> [TASK DESCRIPTION] Retype the data below without altering anything.

[Records from a dataset]
====================

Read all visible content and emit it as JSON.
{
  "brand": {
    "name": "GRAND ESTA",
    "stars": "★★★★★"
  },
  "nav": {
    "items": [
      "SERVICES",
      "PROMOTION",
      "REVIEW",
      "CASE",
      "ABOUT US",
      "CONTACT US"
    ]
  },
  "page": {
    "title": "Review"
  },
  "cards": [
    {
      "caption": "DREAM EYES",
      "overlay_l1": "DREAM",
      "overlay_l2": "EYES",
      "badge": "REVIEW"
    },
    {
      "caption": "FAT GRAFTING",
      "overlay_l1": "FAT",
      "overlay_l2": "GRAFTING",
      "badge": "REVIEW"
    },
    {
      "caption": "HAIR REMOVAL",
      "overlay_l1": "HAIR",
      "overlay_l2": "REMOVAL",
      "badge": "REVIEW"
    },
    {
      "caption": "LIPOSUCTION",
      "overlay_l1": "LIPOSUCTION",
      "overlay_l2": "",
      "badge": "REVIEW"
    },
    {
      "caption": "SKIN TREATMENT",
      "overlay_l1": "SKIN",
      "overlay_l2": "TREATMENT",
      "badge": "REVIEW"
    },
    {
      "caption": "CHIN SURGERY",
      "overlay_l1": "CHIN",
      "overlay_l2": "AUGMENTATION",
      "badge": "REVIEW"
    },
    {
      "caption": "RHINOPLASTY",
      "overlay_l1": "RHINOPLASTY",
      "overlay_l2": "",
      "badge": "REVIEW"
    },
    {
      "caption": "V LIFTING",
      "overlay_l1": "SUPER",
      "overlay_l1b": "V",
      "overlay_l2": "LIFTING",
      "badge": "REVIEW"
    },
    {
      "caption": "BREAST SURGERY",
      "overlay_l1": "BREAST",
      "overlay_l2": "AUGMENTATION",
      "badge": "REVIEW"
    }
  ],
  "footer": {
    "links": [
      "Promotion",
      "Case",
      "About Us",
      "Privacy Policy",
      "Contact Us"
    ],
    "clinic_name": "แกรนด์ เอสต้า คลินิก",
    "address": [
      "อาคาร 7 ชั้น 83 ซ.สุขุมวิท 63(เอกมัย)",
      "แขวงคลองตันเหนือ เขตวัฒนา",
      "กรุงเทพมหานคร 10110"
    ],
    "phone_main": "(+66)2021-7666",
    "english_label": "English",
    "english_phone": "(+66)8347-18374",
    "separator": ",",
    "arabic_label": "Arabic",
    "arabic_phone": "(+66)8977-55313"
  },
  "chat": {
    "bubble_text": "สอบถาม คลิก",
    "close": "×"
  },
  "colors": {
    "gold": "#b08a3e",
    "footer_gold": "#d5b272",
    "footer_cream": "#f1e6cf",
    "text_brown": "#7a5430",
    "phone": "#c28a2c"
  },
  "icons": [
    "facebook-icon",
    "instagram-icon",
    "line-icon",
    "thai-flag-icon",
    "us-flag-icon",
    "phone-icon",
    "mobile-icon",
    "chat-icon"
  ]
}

====================

> [TASK OUTPUT]
Read all visible content and emit it as JSON.
{
  "brand": {
    "name": "GRAND ESTA",
    "stars": "★★★★★"
  },
  "nav": {
    "items": [
      "SERVICES",
      "PROMOTION",
      "REVIEW",
      "CASE",
      "ABOUT US",
      "CONTACT US"
    ]
  },
  "page": {
    "title": "Review"
  },
  "cards": [
    {
      "caption": "DREAM EYES",
      "overlay_l1": "DREAM",
      "overlay_l2": "EYES",
      "badge": "REVIEW"
    },
    {
      "caption": "FAT GRAFTING",
      "overlay_l1": "FAT",
      "overlay_l2": "GRAFTING",
      "badge": "REVIEW"
    },
    {
      "caption": "HAIR REMOVAL",
      "overlay_l1": "HAIR",
      "overlay_l2": "REMOVAL",
      "badge": "REVIEW"
    },
    {
      "caption": "LIPOSUCTION",
      "overlay_l1": "LIPOSUCTION",
      "overlay_l2": "",
      "badge": "REVIEW"
    },
    {
      "caption": "SKIN TREATMENT",
      "overlay_l1": "SKIN",
      "overlay_l2": "TREATMENT",
      "badge": "REVIEW"
    },
    {
      "caption": "CHIN SURGERY",
      "overlay_l1": "CHIN",
      "overlay_l2": "AUGMENTATION",
      "badge": "REVIEW"
    },
    {
      "caption": "RHINOPLASTY",
      "overlay_l1": "RHINOPLASTY",
      "overlay_l2": "",
      "badge": "REVIEW"
    },
    {
      "caption": "V LIFTING",
      "overlay_l1": "SUPER",
      "overlay_l1b": "V",
      "overlay_l2": "LIFTING",
      "badge": "REVIEW"
    },
    {
      "caption": "BREAST SURGERY",
      "overlay_l1": "BREAST",
      "overlay_l2": "AUGMENTATION",
      "badge": "REVIEW"
    }
  ],
  "footer": {
    "links": [
      "Promotion",
      "Case",
      "About Us",
      "Privacy Policy",
      "Contact Us"
    ],
    "clinic_name": "แกรนด์ เอสต้า คลินิก",
    "address": [
      "อาคาร 7 ชั้น 83 ซ.สุขุมวิท 63(เอกมัย)",
      "แขวงคลองตันเหนือ เขตวัฒนา",
      "กรุงเทพมหานคร 10110"
    ],
    "phone_main": "(+66)2021-7666",
    "english_label": "English",
    "english_phone": "(+66)8347-18374",
    "separator": ",",
    "arabic_label": "Arabic",
    "arabic_phone": "(+66)8977-55313"
  },
  "chat": {
    "bubble_text": "สอบถาม คลิก",
    "close": "×"
  },
  "colors": {
    "gold": "#b08a3e",
    "footer_gold": "#d5b272",
    "footer_cream": "#f1e6cf",
    "text_brown": "#7a5430",
    "phone": "#c28a2c"
  },
  "icons": [
    "facebook-icon",
    "instagram-icon",
    "line-icon",
    "thai-flag-icon",
    "us-flag-icon",
    "phone-icon",
    "mobile-icon",
    "chat-icon"
  ]
}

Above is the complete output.